##### DOCUMENT PASSAGE #####

D. Hayes Agnew informs me that he for a long time practised stopping nasal hemorrhage by plugging the chamber from in front. Strips of patent lint four inches long by half an inch wide are employed for this purpose. They are gradually pushed into the chamber until the entire space is filled as far as is practicable. An essentially similar method is described by F. H. Bosworth in his Manual of Diseases of the Throat and Nose.
Morbid Growths.
These may be said to include the myxoma, sarcoma, fibroma, carcinoma, also the true hypertrophies and submucous inflammatory thickening.
The myxoma, more commonly known by the name of soft or gelatinous polyp, is the most prominent of the morbid nasal growths. It occurs ordinarily in small pedunculated seed-like masses, ranging in size from that of a grain of wheat to a grape. The most common seat is on the anterior portion of the middle turbinated bone and on the median surface of the inferior turbinated bone at the palatal portion. Instead of being pedunculated, they may be sessile; that is, each tumor may have a base equal to, if not exceeding, any diameter of the tumor.
The symptoms of nasal polypus are of three kinds: (1) those arising from obstruction of the nasal respiration; (2) those arising from the irritation excited by their presence; (3) the symptoms, reflex in character, manifested at points beyond the limit of the nasal chambers.
(1) The polypi necessarily tend to obstruct the respiratory tract of the nasal chamber. The first symptoms are of this character, and as a rule furnish the first intimation to the patient that trouble exists. Difficulty of nasal respiration is acknowledged, accompanied with a sense of tension and fulness, which is found to be worse during damp weather than when the air is dry and bracing. If the growths are freely pendulous, the act of blowing the nose may change the position of the mass and secure temporary freedom from distress. Incidental to obstruction, an intonation of the voice is often present. Loss of smelling and of taste is a frequent result of the mass interfering with the movement of the odoriferous particles. The loss of the sense of taste is dependent upon the loss of the sense of smelling.
(2) Polypi when large enough to press against the membranes of the nose excite an increased flow of mucus. As a rule, this flows forward, and is removed by the handkerchief. The quantity of fluid thus escaping is often very great. Patients often report the necessity of carrying about with them for a single day's use from eight to ten handkerchiefs. In the turgesence excited by an attack of coryza the mucus becomes thicker and of a yellowish color. Occasionally a sensation of dropping of mucus from the nose into the throat is a source of complaint.
(3) The reflex symptoms belonging to the presence of nasal polypi are, as a rule, referred to the forehead. This is especially the case if the growths involve the middle turbinated bone. When the tumors are so located, and have not impinged upon the respiratory tract, the symptoms of obstruction may be absent, and those of mucus excitement so moderate as not to excite attention, while the tension in the forehead, especially over the frontal bos, is pronounced. This sensation is intensified by prolonged inclination of the head forward, being especially aggravated in the acts of writing at a desk, working at a sewing-machine, kneeling at prayer, etc. Occasionally tinnitus aurium and suffusion of the conjunctivæ are present.

##### DATA TO EXAMINE #####

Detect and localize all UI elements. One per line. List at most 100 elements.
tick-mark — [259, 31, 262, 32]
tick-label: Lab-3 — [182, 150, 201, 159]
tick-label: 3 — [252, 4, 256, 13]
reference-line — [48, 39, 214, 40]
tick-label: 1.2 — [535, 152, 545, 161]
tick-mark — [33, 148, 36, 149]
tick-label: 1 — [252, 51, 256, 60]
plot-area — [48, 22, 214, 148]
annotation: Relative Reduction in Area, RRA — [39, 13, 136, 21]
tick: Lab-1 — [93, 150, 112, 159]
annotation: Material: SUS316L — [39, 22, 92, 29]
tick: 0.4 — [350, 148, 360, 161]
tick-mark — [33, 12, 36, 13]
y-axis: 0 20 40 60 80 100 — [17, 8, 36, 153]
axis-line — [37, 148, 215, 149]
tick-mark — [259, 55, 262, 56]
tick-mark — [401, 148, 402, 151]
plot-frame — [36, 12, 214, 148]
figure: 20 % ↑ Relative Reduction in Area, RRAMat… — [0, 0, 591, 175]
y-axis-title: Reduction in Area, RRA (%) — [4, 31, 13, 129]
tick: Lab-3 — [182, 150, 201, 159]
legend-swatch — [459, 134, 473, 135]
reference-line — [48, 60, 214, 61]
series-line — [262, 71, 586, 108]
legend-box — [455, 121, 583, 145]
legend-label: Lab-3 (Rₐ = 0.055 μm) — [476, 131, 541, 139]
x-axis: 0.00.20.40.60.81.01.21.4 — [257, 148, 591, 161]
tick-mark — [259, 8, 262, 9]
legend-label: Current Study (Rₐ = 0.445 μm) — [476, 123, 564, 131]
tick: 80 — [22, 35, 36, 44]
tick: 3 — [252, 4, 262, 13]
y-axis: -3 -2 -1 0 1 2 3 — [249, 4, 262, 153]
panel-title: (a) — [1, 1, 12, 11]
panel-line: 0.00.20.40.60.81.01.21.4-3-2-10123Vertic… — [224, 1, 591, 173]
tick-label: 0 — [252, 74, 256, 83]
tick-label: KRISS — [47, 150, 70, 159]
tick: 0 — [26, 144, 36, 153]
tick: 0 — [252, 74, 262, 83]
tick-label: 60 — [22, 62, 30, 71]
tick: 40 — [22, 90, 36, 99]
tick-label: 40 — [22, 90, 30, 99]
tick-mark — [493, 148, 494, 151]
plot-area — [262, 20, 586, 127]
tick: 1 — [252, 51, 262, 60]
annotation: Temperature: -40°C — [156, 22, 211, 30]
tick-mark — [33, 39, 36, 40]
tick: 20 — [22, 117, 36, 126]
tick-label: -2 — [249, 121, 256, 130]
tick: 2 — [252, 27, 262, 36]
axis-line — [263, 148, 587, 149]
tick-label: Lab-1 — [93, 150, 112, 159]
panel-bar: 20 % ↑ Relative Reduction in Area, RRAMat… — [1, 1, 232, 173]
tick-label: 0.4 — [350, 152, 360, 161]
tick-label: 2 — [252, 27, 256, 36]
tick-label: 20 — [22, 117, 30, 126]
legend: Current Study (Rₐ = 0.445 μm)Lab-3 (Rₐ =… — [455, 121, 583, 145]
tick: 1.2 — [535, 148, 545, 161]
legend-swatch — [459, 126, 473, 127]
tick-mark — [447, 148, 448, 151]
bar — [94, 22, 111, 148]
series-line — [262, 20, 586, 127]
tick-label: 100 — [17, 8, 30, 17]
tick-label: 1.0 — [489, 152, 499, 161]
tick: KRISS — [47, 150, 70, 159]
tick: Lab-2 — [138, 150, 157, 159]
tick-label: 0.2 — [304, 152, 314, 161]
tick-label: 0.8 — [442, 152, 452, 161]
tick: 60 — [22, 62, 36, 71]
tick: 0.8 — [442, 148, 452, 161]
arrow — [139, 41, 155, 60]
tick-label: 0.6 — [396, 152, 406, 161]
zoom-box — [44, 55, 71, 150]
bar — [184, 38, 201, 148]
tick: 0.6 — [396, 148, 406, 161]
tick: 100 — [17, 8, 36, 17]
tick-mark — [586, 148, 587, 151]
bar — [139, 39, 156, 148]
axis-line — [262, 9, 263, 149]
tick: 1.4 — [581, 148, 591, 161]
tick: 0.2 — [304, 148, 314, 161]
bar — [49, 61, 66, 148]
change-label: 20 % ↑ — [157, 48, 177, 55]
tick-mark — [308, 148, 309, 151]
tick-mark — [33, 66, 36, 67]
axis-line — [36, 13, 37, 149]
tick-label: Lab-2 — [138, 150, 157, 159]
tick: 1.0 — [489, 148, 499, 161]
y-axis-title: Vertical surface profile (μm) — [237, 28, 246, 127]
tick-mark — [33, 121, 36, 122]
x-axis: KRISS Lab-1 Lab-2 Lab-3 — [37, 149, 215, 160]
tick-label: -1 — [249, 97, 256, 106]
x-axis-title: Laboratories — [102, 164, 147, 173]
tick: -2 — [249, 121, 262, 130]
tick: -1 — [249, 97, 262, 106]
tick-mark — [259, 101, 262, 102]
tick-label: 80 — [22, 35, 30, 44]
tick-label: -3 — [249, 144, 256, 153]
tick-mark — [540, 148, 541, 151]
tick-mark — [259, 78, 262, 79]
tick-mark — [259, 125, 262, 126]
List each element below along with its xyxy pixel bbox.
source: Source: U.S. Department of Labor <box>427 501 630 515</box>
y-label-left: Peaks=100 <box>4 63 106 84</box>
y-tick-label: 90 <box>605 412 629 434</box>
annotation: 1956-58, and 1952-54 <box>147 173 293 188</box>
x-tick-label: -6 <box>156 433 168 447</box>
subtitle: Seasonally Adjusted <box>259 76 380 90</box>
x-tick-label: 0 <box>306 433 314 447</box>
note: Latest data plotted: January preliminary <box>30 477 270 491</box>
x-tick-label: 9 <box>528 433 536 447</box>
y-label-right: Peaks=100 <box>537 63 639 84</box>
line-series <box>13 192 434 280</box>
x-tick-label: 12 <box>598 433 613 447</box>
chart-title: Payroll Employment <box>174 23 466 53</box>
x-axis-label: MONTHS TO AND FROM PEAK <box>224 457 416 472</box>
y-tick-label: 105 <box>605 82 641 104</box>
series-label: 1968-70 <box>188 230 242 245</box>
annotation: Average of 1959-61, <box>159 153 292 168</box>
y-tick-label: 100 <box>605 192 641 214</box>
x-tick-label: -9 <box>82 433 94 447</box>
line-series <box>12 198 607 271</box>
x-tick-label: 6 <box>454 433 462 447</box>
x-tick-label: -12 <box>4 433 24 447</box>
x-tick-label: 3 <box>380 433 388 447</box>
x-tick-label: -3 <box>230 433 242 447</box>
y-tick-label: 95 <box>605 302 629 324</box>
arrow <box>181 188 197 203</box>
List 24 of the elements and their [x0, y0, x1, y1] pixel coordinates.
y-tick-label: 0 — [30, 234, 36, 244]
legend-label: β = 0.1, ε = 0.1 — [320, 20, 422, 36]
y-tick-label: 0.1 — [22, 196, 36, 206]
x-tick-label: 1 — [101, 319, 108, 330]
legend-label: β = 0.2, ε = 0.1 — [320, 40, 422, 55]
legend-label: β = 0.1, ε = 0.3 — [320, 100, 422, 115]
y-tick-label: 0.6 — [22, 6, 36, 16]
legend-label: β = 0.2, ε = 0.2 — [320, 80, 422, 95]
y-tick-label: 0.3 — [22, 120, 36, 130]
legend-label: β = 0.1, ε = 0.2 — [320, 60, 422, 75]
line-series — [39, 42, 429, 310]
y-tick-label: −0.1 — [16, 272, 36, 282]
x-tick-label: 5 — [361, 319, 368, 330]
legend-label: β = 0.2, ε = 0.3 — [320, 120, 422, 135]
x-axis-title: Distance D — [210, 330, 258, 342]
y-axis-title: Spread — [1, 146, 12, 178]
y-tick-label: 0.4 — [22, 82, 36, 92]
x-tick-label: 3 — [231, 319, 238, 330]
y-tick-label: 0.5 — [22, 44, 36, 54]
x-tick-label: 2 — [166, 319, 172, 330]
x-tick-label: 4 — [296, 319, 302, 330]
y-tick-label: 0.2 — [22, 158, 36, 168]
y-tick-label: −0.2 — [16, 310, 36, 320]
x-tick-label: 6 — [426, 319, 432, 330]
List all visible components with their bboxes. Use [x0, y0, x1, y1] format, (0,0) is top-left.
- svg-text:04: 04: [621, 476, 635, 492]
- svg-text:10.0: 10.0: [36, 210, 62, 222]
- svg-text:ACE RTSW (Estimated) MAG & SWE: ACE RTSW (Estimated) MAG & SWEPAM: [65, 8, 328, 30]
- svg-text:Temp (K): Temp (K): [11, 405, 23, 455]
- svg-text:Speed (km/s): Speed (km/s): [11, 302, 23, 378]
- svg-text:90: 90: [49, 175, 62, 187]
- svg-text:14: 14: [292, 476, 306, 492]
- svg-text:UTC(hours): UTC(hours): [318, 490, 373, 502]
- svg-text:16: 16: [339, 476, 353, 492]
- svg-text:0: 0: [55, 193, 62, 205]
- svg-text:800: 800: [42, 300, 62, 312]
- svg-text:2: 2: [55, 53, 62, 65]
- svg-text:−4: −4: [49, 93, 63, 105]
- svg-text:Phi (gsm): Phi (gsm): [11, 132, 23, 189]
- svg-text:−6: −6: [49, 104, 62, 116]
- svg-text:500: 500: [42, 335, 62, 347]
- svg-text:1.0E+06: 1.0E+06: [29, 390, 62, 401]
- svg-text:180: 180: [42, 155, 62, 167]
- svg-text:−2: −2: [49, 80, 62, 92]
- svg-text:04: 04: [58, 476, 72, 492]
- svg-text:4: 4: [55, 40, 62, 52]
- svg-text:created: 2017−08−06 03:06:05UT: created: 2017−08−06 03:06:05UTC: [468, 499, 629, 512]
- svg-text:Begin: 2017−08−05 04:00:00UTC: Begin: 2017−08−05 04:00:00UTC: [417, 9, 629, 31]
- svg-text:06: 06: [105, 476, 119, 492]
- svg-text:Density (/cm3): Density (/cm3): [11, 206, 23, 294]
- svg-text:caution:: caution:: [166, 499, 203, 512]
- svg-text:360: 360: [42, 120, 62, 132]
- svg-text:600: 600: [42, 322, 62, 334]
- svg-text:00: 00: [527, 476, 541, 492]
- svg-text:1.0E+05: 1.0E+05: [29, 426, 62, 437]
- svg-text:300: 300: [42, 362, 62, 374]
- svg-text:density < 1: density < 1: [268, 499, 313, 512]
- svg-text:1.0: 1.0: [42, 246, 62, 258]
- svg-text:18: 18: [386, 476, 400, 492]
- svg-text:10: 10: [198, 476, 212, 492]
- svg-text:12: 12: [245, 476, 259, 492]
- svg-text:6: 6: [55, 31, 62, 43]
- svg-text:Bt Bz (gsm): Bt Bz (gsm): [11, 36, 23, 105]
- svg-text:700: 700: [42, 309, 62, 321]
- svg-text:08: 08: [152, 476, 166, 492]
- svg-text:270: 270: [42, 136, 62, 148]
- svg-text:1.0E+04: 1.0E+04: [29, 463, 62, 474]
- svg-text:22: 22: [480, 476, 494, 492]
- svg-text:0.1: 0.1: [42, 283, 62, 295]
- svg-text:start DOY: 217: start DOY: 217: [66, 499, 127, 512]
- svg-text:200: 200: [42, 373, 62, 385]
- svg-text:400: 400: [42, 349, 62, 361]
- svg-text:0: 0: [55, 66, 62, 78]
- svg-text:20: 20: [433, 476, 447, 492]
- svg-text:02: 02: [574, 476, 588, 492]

#####

Continue the passage on nasal polyps, picking up right after its last sentence.

**RESULT:**
Neglected polypus ends in deformity of the nasal chambers and bones of the face. The face assumes a peculiar expression called by the older observers frog face. This is rarely if ever seen in this country, owing doubtless to the fact that the sufferers from nasal polypus seek medical advice in the early stages of the affection. Moderate degrees, however, of deformation of the turbinated bones are often seen.
Since the symptoms of soft nasal polypus are produced entirely by mechanical means, they can be closely imitated if not replaced by other morbid states of the mucous membrane. A hyperplastic state of the membrane over the middle turbinated bone will give rise to all the symptoms of a sessile polypus in the same situation. It is well to remember that this condition of the membrane often coexists with polypus, and of course will persist after the polypus has been removed. It follows that a guarded prognosis should always be made in case of sessile polypus. A tedious course of treatment of the indurated and chronically inflamed membranes may be required after the tumors have been removed before a cure is effected. The prognosis of soft polypus is more favorable as to the immediate results of treatment than in sessile polypus. The liability to recurrence can be materially lessened by carefully conducted after-treatment.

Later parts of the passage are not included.